── Records for this exercise

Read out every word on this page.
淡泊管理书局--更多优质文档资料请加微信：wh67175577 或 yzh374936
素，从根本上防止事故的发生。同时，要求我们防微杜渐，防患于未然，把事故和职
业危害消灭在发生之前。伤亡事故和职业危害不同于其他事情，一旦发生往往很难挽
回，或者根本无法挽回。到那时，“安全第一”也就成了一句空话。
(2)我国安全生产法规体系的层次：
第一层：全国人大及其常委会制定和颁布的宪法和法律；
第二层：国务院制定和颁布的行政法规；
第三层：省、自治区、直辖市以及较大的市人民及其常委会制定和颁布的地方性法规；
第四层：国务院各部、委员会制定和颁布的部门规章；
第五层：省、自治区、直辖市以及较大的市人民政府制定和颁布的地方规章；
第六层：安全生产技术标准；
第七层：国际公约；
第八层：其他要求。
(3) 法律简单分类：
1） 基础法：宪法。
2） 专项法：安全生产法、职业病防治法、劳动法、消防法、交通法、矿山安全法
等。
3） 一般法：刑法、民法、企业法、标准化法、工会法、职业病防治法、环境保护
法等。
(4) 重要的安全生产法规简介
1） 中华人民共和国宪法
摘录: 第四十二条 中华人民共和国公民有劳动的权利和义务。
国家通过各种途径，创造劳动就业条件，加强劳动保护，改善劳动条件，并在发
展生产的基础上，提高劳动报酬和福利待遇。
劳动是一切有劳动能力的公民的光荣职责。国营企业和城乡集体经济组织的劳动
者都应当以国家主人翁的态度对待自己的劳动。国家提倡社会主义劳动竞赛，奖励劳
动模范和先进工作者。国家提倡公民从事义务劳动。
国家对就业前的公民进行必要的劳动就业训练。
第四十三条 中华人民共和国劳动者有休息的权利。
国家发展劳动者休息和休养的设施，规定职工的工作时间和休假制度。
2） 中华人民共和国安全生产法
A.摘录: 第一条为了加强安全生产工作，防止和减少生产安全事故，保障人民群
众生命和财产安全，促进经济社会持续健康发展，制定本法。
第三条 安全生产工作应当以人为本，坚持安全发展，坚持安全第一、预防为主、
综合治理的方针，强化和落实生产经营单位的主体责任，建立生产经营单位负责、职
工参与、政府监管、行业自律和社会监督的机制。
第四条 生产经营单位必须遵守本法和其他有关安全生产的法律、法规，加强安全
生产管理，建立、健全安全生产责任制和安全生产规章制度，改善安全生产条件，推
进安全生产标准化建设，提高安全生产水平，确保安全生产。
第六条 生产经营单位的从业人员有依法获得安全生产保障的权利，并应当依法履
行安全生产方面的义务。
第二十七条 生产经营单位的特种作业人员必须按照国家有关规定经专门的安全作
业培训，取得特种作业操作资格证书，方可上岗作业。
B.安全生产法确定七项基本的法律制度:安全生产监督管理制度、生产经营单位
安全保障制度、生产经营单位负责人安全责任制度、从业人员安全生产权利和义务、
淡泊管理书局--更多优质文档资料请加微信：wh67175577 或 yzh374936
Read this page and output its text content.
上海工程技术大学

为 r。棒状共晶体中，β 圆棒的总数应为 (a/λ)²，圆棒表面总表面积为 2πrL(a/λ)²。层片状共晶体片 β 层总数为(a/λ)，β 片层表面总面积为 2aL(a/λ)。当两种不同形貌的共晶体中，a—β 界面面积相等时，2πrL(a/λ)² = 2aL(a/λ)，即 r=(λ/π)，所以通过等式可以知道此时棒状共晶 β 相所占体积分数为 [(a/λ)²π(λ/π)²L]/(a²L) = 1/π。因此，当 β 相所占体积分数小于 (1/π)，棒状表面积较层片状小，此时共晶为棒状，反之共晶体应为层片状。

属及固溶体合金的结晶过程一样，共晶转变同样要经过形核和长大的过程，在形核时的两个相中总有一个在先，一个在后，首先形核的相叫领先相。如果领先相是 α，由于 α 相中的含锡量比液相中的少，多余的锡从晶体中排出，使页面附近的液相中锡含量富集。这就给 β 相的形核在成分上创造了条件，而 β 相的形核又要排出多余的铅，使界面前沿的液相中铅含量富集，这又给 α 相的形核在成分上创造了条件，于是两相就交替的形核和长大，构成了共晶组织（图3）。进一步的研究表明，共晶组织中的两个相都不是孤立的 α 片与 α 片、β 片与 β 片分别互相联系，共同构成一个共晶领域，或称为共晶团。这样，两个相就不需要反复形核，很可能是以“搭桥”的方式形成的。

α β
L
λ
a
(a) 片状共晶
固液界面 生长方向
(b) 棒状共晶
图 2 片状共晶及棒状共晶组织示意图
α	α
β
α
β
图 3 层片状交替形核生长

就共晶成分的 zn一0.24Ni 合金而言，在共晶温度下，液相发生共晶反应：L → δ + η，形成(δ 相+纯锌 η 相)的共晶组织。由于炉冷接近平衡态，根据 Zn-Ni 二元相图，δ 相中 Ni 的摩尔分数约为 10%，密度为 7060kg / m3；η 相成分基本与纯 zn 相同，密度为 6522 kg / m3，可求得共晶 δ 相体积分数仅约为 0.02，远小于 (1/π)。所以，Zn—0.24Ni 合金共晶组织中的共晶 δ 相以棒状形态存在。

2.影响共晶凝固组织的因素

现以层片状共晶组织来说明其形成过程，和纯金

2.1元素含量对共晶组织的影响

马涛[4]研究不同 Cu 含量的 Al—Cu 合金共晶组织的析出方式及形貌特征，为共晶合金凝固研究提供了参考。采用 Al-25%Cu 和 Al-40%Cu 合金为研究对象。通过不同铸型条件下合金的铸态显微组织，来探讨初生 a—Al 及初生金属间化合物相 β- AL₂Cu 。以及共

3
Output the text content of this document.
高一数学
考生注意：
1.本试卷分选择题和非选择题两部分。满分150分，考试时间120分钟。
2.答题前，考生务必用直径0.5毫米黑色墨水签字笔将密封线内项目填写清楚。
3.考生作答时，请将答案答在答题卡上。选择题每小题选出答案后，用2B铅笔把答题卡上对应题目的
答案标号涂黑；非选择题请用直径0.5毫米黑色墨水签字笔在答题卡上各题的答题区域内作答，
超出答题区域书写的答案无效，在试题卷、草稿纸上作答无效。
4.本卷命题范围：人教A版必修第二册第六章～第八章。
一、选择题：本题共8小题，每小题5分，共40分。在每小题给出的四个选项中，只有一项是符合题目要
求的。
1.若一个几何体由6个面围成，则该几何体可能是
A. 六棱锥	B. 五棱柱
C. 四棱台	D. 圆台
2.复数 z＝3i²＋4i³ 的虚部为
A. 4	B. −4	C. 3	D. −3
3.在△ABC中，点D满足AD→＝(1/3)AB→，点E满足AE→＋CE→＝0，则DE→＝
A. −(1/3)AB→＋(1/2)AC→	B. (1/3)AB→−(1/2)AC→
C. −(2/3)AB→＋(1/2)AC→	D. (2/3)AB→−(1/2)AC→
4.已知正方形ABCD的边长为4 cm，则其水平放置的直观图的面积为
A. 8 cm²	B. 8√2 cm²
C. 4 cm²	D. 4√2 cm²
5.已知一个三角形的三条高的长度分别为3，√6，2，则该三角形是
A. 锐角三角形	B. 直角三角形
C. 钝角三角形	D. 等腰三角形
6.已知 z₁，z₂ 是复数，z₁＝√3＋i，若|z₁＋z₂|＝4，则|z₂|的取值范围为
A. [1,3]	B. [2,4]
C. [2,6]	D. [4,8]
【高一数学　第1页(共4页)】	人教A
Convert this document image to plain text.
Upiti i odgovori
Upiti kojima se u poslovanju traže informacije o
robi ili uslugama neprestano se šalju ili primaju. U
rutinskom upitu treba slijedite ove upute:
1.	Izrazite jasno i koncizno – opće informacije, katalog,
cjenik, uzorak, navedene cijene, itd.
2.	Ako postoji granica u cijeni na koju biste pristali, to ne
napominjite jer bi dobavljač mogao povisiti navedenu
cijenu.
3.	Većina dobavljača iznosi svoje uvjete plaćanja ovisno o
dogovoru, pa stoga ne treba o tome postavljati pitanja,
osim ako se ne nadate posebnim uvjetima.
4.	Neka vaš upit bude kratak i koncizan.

────

- [What to produce]:
Across the data above, how many lines include the word "page"? Give only the count.

- [Expected output]:
2